▶ Instructions for the task
Wherever a line in the data below holds "habitat", copy that line.

▶ Material provided
--- START ---
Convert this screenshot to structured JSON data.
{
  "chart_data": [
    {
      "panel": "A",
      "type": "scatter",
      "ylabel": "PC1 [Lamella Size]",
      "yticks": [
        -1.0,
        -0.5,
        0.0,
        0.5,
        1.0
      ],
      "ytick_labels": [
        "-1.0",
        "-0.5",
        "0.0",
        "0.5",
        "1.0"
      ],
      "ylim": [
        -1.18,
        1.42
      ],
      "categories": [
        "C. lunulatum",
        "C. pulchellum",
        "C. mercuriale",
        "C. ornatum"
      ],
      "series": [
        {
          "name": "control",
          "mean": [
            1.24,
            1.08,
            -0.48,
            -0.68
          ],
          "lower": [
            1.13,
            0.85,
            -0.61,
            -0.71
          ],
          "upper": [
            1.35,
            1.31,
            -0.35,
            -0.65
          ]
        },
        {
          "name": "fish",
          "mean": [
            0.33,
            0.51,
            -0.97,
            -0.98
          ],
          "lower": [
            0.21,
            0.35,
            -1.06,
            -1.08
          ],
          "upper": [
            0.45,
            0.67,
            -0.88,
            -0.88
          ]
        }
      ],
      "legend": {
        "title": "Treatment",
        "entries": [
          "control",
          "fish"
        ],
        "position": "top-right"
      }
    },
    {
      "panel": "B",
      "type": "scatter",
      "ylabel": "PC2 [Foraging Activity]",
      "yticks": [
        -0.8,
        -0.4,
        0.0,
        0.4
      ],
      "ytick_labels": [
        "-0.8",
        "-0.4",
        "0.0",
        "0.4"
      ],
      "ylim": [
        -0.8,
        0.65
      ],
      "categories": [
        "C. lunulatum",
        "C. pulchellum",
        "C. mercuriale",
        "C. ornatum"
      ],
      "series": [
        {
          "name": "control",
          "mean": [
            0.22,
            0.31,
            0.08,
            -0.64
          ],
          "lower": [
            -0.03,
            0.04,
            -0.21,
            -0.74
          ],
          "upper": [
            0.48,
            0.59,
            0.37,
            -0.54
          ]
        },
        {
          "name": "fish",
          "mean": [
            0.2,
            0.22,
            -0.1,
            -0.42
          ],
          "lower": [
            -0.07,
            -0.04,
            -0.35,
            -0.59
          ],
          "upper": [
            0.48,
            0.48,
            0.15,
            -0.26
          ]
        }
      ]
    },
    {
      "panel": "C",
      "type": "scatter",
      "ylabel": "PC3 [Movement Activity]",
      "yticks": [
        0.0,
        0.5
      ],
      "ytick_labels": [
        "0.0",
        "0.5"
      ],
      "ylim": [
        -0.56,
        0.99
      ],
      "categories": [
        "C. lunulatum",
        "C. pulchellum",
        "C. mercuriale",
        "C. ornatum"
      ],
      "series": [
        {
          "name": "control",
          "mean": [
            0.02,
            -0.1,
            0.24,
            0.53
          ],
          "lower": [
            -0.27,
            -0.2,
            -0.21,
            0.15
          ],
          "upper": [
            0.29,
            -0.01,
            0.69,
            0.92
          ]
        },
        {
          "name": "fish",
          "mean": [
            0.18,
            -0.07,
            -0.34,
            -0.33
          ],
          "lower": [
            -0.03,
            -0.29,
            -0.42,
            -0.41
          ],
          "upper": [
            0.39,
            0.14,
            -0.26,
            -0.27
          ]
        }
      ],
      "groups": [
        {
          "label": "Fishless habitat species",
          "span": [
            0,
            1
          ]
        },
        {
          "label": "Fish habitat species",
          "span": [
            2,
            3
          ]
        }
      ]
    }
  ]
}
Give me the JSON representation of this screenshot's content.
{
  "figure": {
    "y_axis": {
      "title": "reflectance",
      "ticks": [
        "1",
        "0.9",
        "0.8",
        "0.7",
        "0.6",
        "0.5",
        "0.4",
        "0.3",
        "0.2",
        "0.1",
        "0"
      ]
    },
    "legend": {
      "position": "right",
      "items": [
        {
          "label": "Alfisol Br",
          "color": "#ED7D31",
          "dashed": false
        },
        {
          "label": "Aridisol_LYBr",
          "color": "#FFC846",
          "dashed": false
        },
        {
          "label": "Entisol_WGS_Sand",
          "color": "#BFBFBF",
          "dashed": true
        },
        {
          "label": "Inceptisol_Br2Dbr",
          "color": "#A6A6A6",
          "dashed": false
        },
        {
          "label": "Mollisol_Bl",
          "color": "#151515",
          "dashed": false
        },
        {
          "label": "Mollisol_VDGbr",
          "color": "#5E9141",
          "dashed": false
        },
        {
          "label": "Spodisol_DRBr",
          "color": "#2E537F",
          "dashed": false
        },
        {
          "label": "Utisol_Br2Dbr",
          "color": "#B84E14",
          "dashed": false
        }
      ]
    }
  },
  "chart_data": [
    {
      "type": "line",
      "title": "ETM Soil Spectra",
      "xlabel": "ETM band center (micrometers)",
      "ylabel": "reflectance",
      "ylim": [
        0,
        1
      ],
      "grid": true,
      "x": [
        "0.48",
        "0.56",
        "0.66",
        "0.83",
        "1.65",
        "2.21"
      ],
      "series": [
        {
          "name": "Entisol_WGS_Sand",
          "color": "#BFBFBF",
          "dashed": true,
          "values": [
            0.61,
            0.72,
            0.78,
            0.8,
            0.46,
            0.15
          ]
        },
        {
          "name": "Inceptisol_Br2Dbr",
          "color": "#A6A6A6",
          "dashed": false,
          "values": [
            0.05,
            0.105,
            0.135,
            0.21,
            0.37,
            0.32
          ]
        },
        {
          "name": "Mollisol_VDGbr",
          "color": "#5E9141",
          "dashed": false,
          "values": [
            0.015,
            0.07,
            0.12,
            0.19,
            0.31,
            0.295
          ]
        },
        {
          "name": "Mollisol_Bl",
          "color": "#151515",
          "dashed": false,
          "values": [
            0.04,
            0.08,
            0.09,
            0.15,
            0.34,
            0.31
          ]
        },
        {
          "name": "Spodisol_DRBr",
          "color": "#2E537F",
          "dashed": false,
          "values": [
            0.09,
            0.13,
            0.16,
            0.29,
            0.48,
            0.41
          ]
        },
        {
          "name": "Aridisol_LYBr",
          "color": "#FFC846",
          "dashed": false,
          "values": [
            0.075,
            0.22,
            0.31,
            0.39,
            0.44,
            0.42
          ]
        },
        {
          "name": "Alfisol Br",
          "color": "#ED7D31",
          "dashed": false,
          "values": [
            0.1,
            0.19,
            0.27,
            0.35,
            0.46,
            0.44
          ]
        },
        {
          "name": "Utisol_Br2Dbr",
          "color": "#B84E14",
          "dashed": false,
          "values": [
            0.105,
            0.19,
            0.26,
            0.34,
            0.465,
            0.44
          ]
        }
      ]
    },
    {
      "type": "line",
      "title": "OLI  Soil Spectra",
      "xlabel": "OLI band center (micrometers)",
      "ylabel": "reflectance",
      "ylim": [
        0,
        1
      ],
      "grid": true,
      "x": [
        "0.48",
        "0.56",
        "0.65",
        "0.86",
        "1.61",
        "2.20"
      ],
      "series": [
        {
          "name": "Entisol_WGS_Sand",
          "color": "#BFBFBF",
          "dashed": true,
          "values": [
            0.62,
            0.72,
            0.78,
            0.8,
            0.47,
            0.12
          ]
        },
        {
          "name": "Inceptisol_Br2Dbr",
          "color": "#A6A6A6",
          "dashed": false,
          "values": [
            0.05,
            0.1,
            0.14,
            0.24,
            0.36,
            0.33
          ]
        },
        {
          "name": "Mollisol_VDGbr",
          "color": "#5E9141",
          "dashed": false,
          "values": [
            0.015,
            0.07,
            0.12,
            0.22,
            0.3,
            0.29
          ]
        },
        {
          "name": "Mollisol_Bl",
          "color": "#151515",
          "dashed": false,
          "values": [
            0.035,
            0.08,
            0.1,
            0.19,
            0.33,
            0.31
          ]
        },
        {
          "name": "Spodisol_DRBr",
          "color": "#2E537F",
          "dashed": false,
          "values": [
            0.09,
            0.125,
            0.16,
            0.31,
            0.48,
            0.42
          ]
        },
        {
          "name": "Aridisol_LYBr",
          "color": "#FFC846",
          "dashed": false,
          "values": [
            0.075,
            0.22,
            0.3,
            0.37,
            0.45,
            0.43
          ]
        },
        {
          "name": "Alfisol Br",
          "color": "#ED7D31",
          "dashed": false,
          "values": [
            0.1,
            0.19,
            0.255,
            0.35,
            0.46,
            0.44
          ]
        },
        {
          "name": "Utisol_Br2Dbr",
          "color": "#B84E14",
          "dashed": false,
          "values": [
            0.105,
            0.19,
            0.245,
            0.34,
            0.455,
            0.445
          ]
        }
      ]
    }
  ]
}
--- END ---
▶ Response
          "label": "Fishless habitat species",
          "label": "Fish habitat species",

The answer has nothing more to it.